Task goal ->
Copy the lines below word for word, starting with the line containing "bar-segment (851, 252, 885, 266)" and continuing through the line containing "bar-segment (55, 325, 122, 339)".

Element location listings ->
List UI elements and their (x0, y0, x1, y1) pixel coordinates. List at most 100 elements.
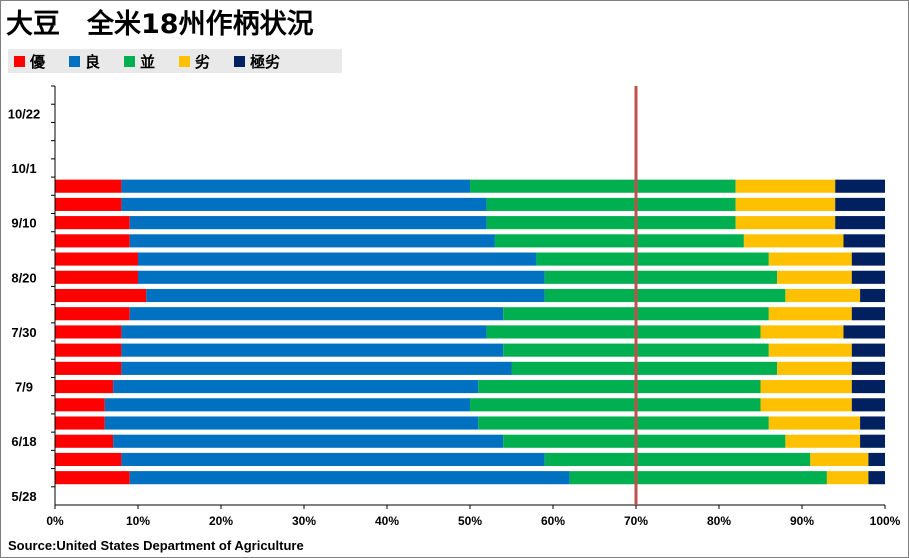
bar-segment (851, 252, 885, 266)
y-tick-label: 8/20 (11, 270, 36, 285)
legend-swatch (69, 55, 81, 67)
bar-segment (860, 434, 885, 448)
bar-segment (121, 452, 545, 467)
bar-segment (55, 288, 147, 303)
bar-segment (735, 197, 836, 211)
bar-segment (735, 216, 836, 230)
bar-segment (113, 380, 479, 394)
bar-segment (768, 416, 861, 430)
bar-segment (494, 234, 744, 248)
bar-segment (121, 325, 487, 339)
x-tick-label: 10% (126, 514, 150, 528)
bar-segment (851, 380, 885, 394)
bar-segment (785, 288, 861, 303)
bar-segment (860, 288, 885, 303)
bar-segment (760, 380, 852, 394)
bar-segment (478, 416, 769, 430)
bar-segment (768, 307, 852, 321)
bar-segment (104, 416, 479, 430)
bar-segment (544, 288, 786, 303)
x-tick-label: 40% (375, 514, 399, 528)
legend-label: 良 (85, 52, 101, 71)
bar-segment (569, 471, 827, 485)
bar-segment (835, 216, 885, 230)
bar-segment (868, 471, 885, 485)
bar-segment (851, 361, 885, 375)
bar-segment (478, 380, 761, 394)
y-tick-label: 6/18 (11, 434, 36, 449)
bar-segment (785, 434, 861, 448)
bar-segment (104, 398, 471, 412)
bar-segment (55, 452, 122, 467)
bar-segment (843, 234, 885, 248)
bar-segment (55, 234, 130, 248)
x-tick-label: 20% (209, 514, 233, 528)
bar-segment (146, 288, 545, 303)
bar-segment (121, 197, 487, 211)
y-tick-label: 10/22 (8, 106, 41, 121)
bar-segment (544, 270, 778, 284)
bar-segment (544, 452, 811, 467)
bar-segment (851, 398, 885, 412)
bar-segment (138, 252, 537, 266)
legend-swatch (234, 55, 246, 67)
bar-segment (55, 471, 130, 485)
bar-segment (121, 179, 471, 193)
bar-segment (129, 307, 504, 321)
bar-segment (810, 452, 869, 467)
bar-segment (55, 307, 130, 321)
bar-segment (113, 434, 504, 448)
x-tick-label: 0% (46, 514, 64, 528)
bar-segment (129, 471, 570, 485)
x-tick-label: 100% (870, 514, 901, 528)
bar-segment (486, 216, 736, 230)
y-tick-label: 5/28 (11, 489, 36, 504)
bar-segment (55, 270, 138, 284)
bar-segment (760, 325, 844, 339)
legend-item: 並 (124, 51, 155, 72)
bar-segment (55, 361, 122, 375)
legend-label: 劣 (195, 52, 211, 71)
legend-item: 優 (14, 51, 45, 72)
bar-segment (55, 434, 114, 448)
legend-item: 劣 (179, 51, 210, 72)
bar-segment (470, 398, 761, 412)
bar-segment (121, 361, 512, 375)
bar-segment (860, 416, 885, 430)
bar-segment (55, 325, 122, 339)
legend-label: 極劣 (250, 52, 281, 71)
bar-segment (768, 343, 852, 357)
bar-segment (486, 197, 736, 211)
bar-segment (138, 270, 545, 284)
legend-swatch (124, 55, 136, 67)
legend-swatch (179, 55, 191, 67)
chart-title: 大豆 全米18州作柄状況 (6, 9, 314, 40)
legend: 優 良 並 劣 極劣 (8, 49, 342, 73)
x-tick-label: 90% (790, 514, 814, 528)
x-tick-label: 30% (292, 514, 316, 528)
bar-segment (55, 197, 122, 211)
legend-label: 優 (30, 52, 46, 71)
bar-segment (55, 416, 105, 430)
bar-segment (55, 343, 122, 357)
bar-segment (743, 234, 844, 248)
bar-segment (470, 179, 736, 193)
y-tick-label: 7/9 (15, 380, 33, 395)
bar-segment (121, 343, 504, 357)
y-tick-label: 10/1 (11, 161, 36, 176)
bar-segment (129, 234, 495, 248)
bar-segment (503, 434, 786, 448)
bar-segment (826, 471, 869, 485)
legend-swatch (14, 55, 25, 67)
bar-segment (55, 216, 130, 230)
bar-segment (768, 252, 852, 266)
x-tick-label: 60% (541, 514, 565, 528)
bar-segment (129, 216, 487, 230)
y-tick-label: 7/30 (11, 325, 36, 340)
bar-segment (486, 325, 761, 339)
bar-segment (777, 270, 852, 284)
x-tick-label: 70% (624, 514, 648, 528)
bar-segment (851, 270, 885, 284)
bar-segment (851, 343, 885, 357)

---

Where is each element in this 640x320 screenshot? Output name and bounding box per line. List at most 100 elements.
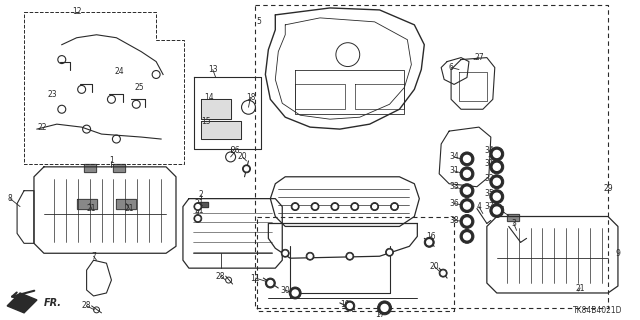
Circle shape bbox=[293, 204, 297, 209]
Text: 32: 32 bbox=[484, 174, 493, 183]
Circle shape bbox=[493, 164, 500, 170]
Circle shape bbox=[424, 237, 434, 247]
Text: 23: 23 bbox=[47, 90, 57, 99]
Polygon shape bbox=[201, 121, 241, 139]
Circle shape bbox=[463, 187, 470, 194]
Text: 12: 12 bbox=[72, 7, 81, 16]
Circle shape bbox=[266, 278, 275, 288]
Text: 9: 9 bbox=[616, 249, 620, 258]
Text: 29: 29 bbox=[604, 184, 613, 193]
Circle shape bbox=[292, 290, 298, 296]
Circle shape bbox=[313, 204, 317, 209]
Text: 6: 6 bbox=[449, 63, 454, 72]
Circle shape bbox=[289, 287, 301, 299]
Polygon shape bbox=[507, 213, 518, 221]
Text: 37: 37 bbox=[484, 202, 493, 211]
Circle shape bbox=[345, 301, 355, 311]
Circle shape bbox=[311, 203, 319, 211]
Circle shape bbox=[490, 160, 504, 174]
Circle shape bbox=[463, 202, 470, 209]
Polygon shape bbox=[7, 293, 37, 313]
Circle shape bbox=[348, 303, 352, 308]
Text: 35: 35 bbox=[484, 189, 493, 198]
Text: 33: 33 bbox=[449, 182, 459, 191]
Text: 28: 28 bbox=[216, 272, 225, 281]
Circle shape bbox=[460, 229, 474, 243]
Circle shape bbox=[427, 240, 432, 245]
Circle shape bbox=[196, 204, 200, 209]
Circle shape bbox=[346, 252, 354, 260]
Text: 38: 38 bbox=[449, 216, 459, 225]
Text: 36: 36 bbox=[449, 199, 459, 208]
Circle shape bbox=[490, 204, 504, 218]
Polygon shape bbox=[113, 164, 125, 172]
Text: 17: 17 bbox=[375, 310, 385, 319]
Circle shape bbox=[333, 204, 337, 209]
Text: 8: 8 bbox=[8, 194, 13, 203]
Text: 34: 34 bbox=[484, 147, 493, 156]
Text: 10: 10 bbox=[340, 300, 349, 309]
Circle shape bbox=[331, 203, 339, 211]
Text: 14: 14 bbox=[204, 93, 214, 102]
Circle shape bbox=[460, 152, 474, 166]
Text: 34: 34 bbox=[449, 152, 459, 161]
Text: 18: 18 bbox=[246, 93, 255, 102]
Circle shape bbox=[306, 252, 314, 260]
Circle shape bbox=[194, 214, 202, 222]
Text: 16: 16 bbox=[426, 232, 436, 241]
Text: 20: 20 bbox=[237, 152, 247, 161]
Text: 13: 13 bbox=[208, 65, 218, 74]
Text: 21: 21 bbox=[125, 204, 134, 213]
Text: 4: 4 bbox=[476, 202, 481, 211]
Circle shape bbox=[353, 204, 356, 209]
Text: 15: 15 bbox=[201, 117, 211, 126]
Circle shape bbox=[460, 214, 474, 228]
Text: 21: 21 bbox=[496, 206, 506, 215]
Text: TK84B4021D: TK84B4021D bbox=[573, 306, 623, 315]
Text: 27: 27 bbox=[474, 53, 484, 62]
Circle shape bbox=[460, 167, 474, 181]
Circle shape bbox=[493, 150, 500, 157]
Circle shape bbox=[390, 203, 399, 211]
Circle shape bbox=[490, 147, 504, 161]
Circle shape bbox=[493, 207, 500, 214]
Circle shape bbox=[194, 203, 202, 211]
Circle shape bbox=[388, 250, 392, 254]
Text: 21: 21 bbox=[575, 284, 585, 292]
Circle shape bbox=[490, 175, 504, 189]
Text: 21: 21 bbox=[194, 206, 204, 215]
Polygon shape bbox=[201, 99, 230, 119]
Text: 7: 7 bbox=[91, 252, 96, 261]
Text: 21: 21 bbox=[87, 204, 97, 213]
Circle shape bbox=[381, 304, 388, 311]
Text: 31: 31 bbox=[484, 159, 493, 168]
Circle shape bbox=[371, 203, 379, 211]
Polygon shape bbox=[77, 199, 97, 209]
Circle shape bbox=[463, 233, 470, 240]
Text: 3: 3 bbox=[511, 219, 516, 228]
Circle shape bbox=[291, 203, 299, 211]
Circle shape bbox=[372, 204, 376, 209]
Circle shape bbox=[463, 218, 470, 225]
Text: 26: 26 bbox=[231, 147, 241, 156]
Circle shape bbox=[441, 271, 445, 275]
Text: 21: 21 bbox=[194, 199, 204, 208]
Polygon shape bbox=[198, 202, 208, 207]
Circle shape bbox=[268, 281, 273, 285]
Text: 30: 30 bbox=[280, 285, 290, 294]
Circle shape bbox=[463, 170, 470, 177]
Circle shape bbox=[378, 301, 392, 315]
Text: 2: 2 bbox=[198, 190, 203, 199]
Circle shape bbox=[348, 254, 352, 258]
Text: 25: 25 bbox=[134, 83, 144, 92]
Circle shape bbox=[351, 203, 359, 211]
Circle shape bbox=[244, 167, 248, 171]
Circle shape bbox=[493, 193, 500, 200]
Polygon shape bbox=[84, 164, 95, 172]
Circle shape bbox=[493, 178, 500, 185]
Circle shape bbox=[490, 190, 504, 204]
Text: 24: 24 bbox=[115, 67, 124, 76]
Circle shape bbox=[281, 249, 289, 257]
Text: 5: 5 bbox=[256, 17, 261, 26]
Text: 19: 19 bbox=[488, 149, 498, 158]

Right answer ->
bar-segment (851, 252, 885, 266)
y-tick-label: 8/20 (11, 270, 36, 285)
legend-swatch (69, 55, 81, 67)
bar-segment (860, 434, 885, 448)
bar-segment (121, 452, 545, 467)
bar-segment (55, 288, 147, 303)
bar-segment (735, 197, 836, 211)
bar-segment (735, 216, 836, 230)
bar-segment (113, 380, 479, 394)
bar-segment (768, 416, 861, 430)
bar-segment (494, 234, 744, 248)
bar-segment (121, 325, 487, 339)
x-tick-label: 10% (126, 514, 150, 528)
bar-segment (851, 380, 885, 394)
bar-segment (785, 288, 861, 303)
bar-segment (860, 288, 885, 303)
bar-segment (760, 380, 852, 394)
bar-segment (478, 416, 769, 430)
bar-segment (768, 307, 852, 321)
bar-segment (104, 416, 479, 430)
bar-segment (544, 288, 786, 303)
x-tick-label: 40% (375, 514, 399, 528)
legend-label: 良 (85, 52, 101, 71)
bar-segment (569, 471, 827, 485)
bar-segment (835, 216, 885, 230)
bar-segment (868, 471, 885, 485)
bar-segment (851, 361, 885, 375)
bar-segment (478, 380, 761, 394)
y-tick-label: 6/18 (11, 434, 36, 449)
bar-segment (785, 434, 861, 448)
bar-segment (104, 398, 471, 412)
bar-segment (55, 452, 122, 467)
bar-segment (843, 234, 885, 248)
bar-segment (55, 234, 130, 248)
x-tick-label: 20% (209, 514, 233, 528)
bar-segment (146, 288, 545, 303)
bar-segment (121, 197, 487, 211)
y-tick-label: 10/22 (8, 106, 41, 121)
bar-segment (544, 270, 778, 284)
bar-segment (544, 452, 811, 467)
bar-segment (851, 398, 885, 412)
bar-segment (138, 252, 537, 266)
legend-swatch (234, 55, 246, 67)
bar-segment (55, 471, 130, 485)
bar-segment (121, 179, 471, 193)
bar-segment (129, 307, 504, 321)
bar-segment (810, 452, 869, 467)
bar-segment (55, 307, 130, 321)
bar-segment (113, 434, 504, 448)
x-tick-label: 0% (46, 514, 64, 528)
bar-segment (129, 471, 570, 485)
x-tick-label: 100% (870, 514, 901, 528)
bar-segment (486, 216, 736, 230)
y-tick-label: 5/28 (11, 489, 36, 504)
bar-segment (55, 270, 138, 284)
bar-segment (760, 325, 844, 339)
legend-item: 並 (124, 51, 155, 72)
bar-segment (55, 361, 122, 375)
legend-label: 劣 (195, 52, 211, 71)
legend-item: 優 (14, 51, 45, 72)
bar-segment (55, 434, 114, 448)
legend-item: 劣 (179, 51, 210, 72)
bar-segment (470, 398, 761, 412)
bar-segment (121, 361, 512, 375)
bar-segment (860, 416, 885, 430)
bar-segment (55, 325, 122, 339)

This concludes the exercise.